[Items listed in a dataset]
┌──

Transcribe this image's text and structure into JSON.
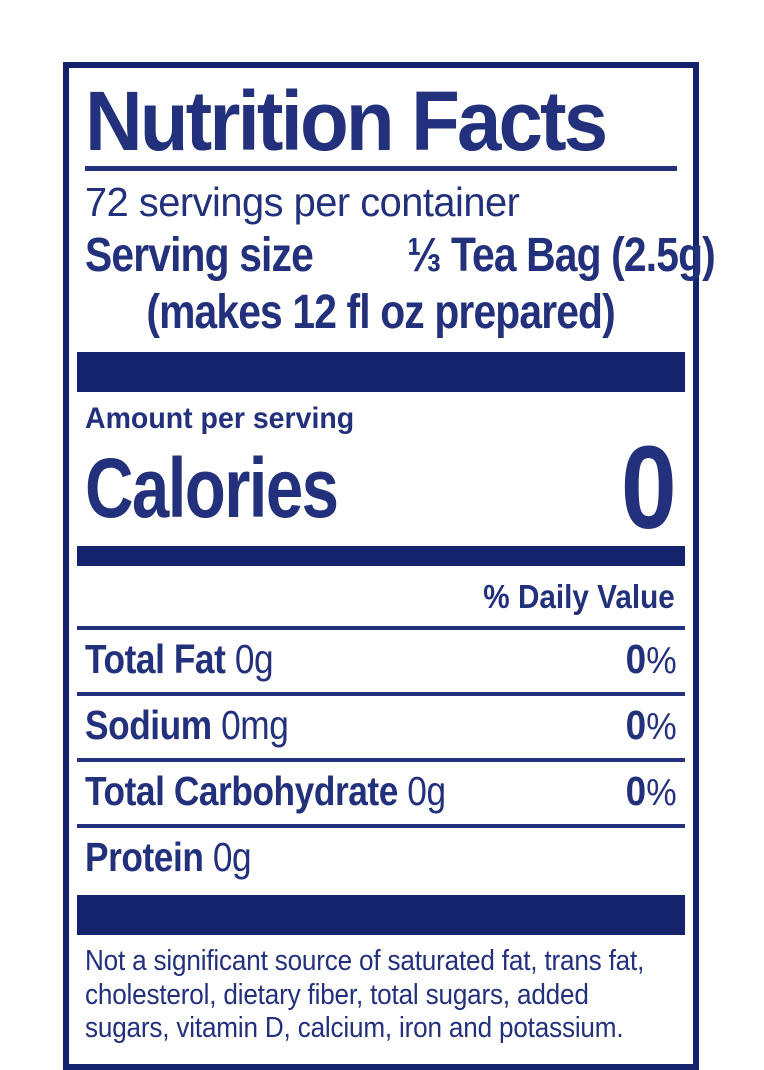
{
  "colors": {
    "ink": "#23307c",
    "bar": "#14236b"
  },
  "label": {
    "title": "Nutrition Facts",
    "servings_per_container": "72 servings per container",
    "serving_size_label": "Serving size",
    "serving_size_value": "⅓ Tea Bag (2.5g)",
    "serving_size_note": "(makes 12 fl oz prepared)",
    "amount_per_serving": "Amount per serving",
    "calories_label": "Calories",
    "calories_value": "0",
    "daily_value_header": "% Daily Value",
    "nutrients": [
      {
        "name": "Total Fat",
        "amount": "0g",
        "dv_num": "0",
        "dv_unit": "%"
      },
      {
        "name": "Sodium",
        "amount": "0mg",
        "dv_num": "0",
        "dv_unit": "%"
      },
      {
        "name": "Total Carbohydrate",
        "amount": "0g",
        "dv_num": "0",
        "dv_unit": "%"
      },
      {
        "name": "Protein",
        "amount": "0g",
        "dv_num": "",
        "dv_unit": ""
      }
    ],
    "footnote_lines": [
      "Not a significant source of saturated fat, trans fat,",
      "cholesterol, dietary fiber, total sugars, added",
      "sugars, vitamin D, calcium, iron and potassium."
    ]
  }
}
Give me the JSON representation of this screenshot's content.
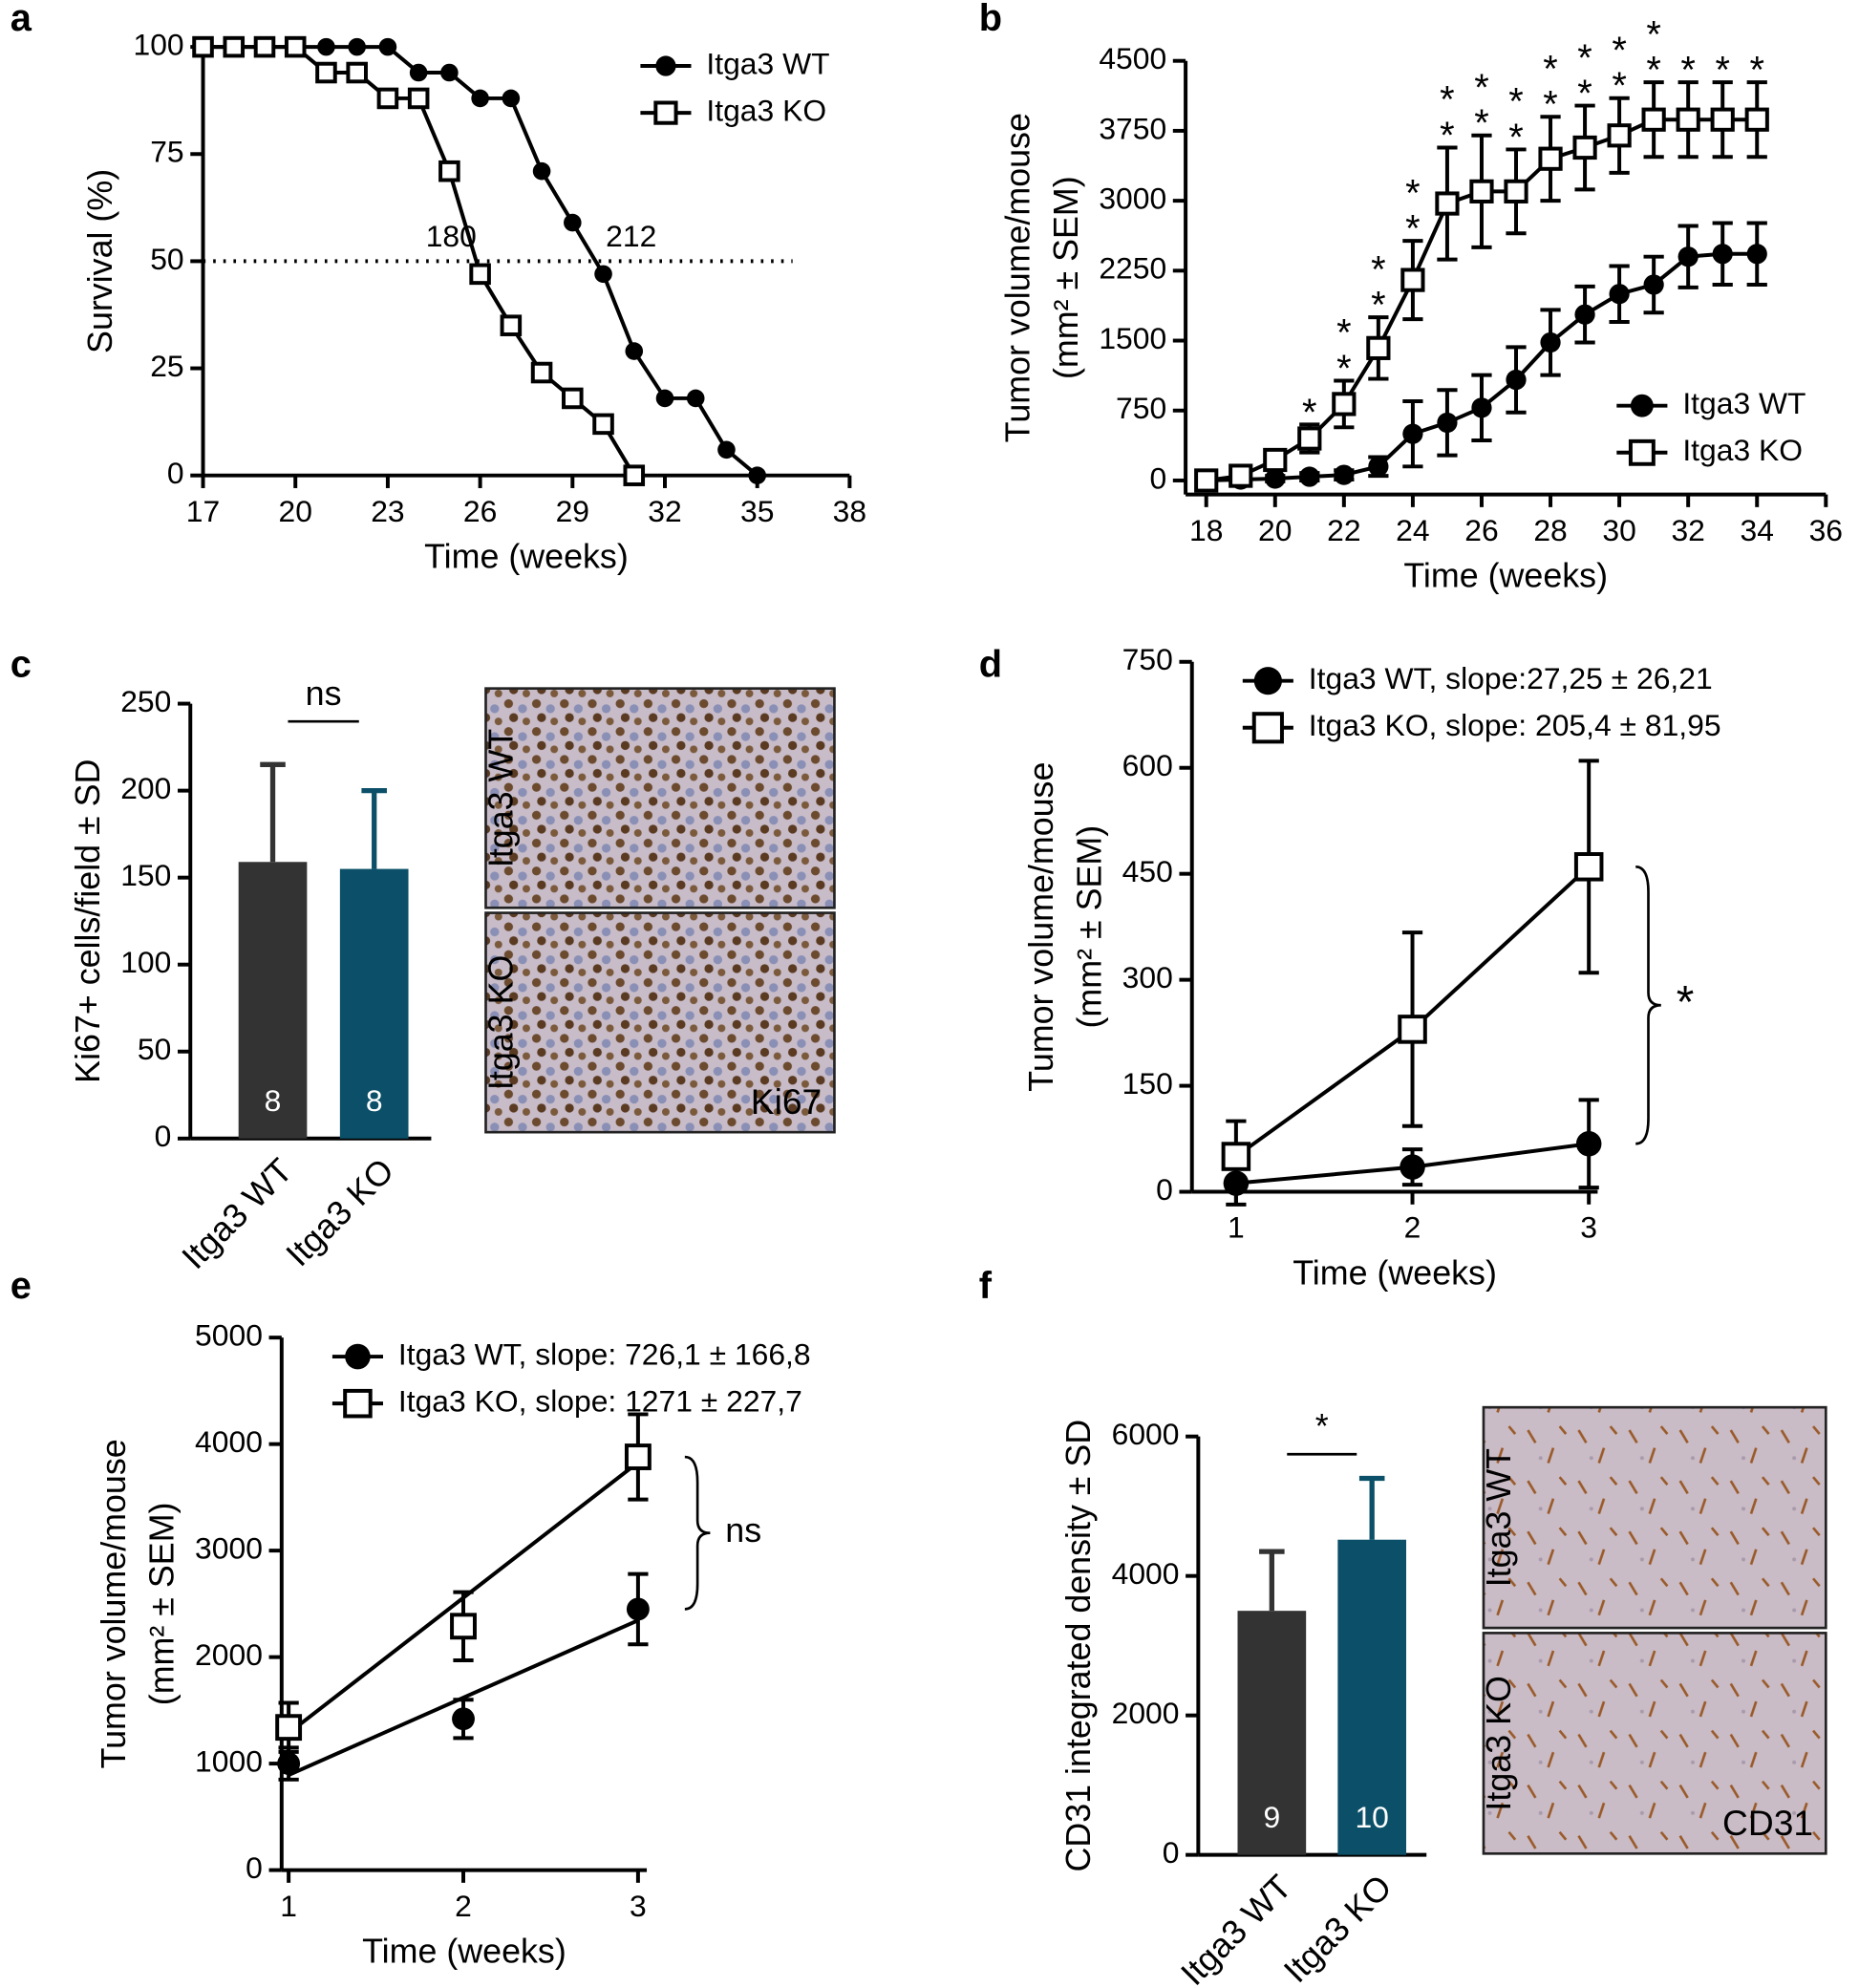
{
  "chart_data": [
    {
      "panel": "a",
      "type": "line",
      "xlabel": "Time (weeks)",
      "ylabel": "Survival (%)",
      "xlim": [
        17,
        38
      ],
      "xticks": [
        17,
        20,
        23,
        26,
        29,
        32,
        35,
        38
      ],
      "ylim": [
        0,
        100
      ],
      "yticks": [
        0,
        25,
        50,
        75,
        100
      ],
      "hline": 50,
      "annotations": [
        "180",
        "212"
      ],
      "legend": "upper right",
      "series": [
        {
          "name": "Itga3 WT",
          "color": "#000000",
          "marker": "circle",
          "x": [
            17,
            18,
            19,
            20,
            21,
            22,
            23,
            24,
            25,
            26,
            27,
            28,
            29,
            30,
            31,
            32,
            33,
            34,
            35
          ],
          "values": [
            100,
            100,
            100,
            100,
            100,
            100,
            100,
            94,
            94,
            88,
            88,
            71,
            59,
            47,
            29,
            18,
            18,
            6,
            0
          ]
        },
        {
          "name": "Itga3 KO",
          "color": "#000000",
          "marker": "square",
          "x": [
            17,
            18,
            19,
            20,
            21,
            22,
            23,
            24,
            25,
            26,
            27,
            28,
            29,
            30,
            31
          ],
          "values": [
            100,
            100,
            100,
            100,
            94,
            94,
            88,
            88,
            71,
            47,
            35,
            24,
            18,
            12,
            0
          ]
        }
      ]
    },
    {
      "panel": "b",
      "type": "line",
      "xlabel": "Time (weeks)",
      "ylabel": [
        "Tumor volume/mouse",
        "(mm² ± SEM)"
      ],
      "xlim": [
        17.4,
        36
      ],
      "xticks": [
        18,
        20,
        22,
        24,
        26,
        28,
        30,
        32,
        34,
        36
      ],
      "ylim": [
        -150,
        4500
      ],
      "yticks": [
        0,
        750,
        1500,
        2250,
        3000,
        3750,
        4500
      ],
      "legend": "lower right",
      "series": [
        {
          "name": "Itga3 WT",
          "color": "#000000",
          "marker": "circle",
          "x": [
            18,
            19,
            20,
            21,
            22,
            23,
            24,
            25,
            26,
            27,
            28,
            29,
            30,
            31,
            32,
            33,
            34
          ],
          "values": [
            0,
            10,
            20,
            40,
            60,
            150,
            500,
            620,
            780,
            1080,
            1480,
            1780,
            2000,
            2100,
            2400,
            2430,
            2430
          ],
          "errors": [
            20,
            20,
            30,
            40,
            50,
            100,
            350,
            350,
            350,
            350,
            350,
            300,
            300,
            300,
            330,
            330,
            330
          ]
        },
        {
          "name": "Itga3 KO",
          "color": "#000000",
          "marker": "square",
          "x": [
            18,
            19,
            20,
            21,
            22,
            23,
            24,
            25,
            26,
            27,
            28,
            29,
            30,
            31,
            32,
            33,
            34
          ],
          "values": [
            0,
            50,
            220,
            450,
            820,
            1420,
            2150,
            2970,
            3100,
            3100,
            3450,
            3570,
            3700,
            3870,
            3870,
            3870,
            3870
          ],
          "errors": [
            20,
            40,
            100,
            150,
            250,
            330,
            420,
            600,
            600,
            450,
            450,
            450,
            400,
            400,
            400,
            400,
            400
          ]
        }
      ],
      "significance": [
        {
          "x": 21,
          "label": "*"
        },
        {
          "x": 22,
          "label": "**"
        },
        {
          "x": 23,
          "label": "**"
        },
        {
          "x": 24,
          "label": "**"
        },
        {
          "x": 25,
          "label": "**"
        },
        {
          "x": 26,
          "label": "**"
        },
        {
          "x": 27,
          "label": "**"
        },
        {
          "x": 28,
          "label": "**"
        },
        {
          "x": 29,
          "label": "**"
        },
        {
          "x": 30,
          "label": "**"
        },
        {
          "x": 31,
          "label": "**"
        },
        {
          "x": 32,
          "label": "*"
        },
        {
          "x": 33,
          "label": "*"
        },
        {
          "x": 34,
          "label": "*"
        }
      ]
    },
    {
      "panel": "c",
      "type": "bar",
      "ylabel": "Ki67+ cells/field  ± SD",
      "categories": [
        "Itga3 WT",
        "Itga3 KO"
      ],
      "values": [
        159,
        155
      ],
      "errors": [
        56,
        45
      ],
      "n": [
        8,
        8
      ],
      "colors": [
        "#333333",
        "#0b5068"
      ],
      "ylim": [
        0,
        250
      ],
      "yticks": [
        0,
        50,
        100,
        150,
        200,
        250
      ],
      "comparison": "ns",
      "images": [
        {
          "label": "Itga3 WT"
        },
        {
          "label": "Itga3 KO"
        }
      ],
      "stain": "Ki67"
    },
    {
      "panel": "d",
      "type": "line",
      "xlabel": "Time (weeks)",
      "ylabel": [
        "Tumor volume/mouse",
        "(mm² ± SEM)"
      ],
      "xlim": [
        0.75,
        3.05
      ],
      "xticks": [
        1,
        2,
        3
      ],
      "ylim": [
        0,
        750
      ],
      "yticks": [
        0,
        150,
        300,
        450,
        600,
        750
      ],
      "legend": "upper left",
      "bracket_label": "*",
      "series": [
        {
          "name": "Itga3 WT, slope:27,25 ± 26,21",
          "color": "#000000",
          "marker": "circle",
          "x": [
            1,
            2,
            3
          ],
          "values": [
            12,
            35,
            68
          ],
          "errors": [
            30,
            25,
            62
          ]
        },
        {
          "name": "Itga3 KO, slope: 205,4 ± 81,95",
          "color": "#000000",
          "marker": "square",
          "x": [
            1,
            2,
            3
          ],
          "values": [
            50,
            230,
            460
          ],
          "errors": [
            50,
            137,
            150
          ]
        }
      ]
    },
    {
      "panel": "e",
      "type": "line",
      "xlabel": "Time (weeks)",
      "ylabel": [
        "Tumor volume/mouse",
        "(mm² ± SEM)"
      ],
      "xlim": [
        0.96,
        3.05
      ],
      "xticks": [
        1,
        2,
        3
      ],
      "ylim": [
        0,
        5000
      ],
      "yticks": [
        0,
        1000,
        2000,
        3000,
        4000,
        5000
      ],
      "legend": "upper left",
      "bracket_label": "ns",
      "series": [
        {
          "name": "Itga3 WT, slope: 726,1 ± 166,8",
          "color": "#000000",
          "marker": "circle",
          "x": [
            1,
            2,
            3
          ],
          "values": [
            1000,
            1420,
            2450
          ],
          "errors": [
            150,
            180,
            330
          ],
          "fit": [
            893,
            2345
          ]
        },
        {
          "name": "Itga3 KO, slope:  1271 ± 227,7",
          "color": "#000000",
          "marker": "square",
          "x": [
            1,
            2,
            3
          ],
          "values": [
            1340,
            2290,
            3880
          ],
          "errors": [
            230,
            320,
            400
          ],
          "fit": [
            1286,
            3828
          ]
        }
      ]
    },
    {
      "panel": "f",
      "type": "bar",
      "ylabel": "CD31 integrated density ± SD",
      "categories": [
        "Itga3 WT",
        "Itga3 KO"
      ],
      "values": [
        3500,
        4520
      ],
      "errors": [
        850,
        880
      ],
      "n": [
        9,
        10
      ],
      "colors": [
        "#333333",
        "#0b5068"
      ],
      "ylim": [
        0,
        6000
      ],
      "yticks": [
        0,
        2000,
        4000,
        6000
      ],
      "comparison": "*",
      "images": [
        {
          "label": "Itga3 WT"
        },
        {
          "label": "Itga3 KO"
        }
      ],
      "stain": "CD31"
    }
  ]
}
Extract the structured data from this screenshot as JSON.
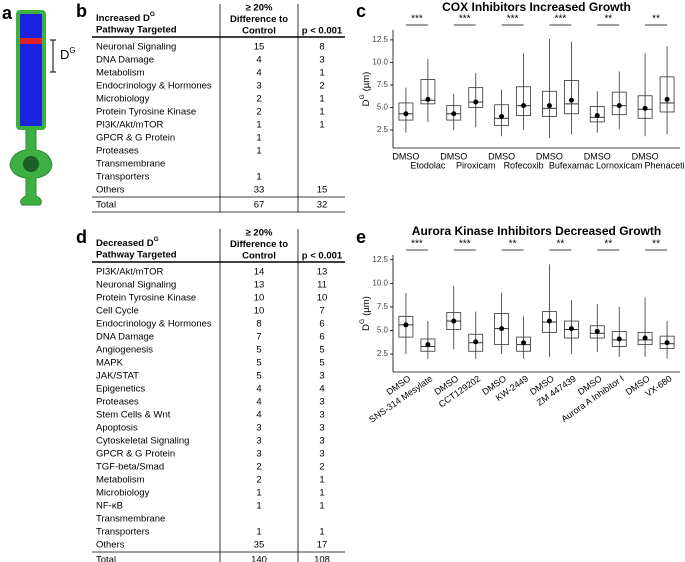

└──

* Assignment:
Identify the lines in the entries that hold "JSON" and return each one.

* Answer box:
Transcribe this image's text and structure into JSON.
Give me the JSON representation of this screenshot's content.
Extract the structured data from this screenshot as JSON.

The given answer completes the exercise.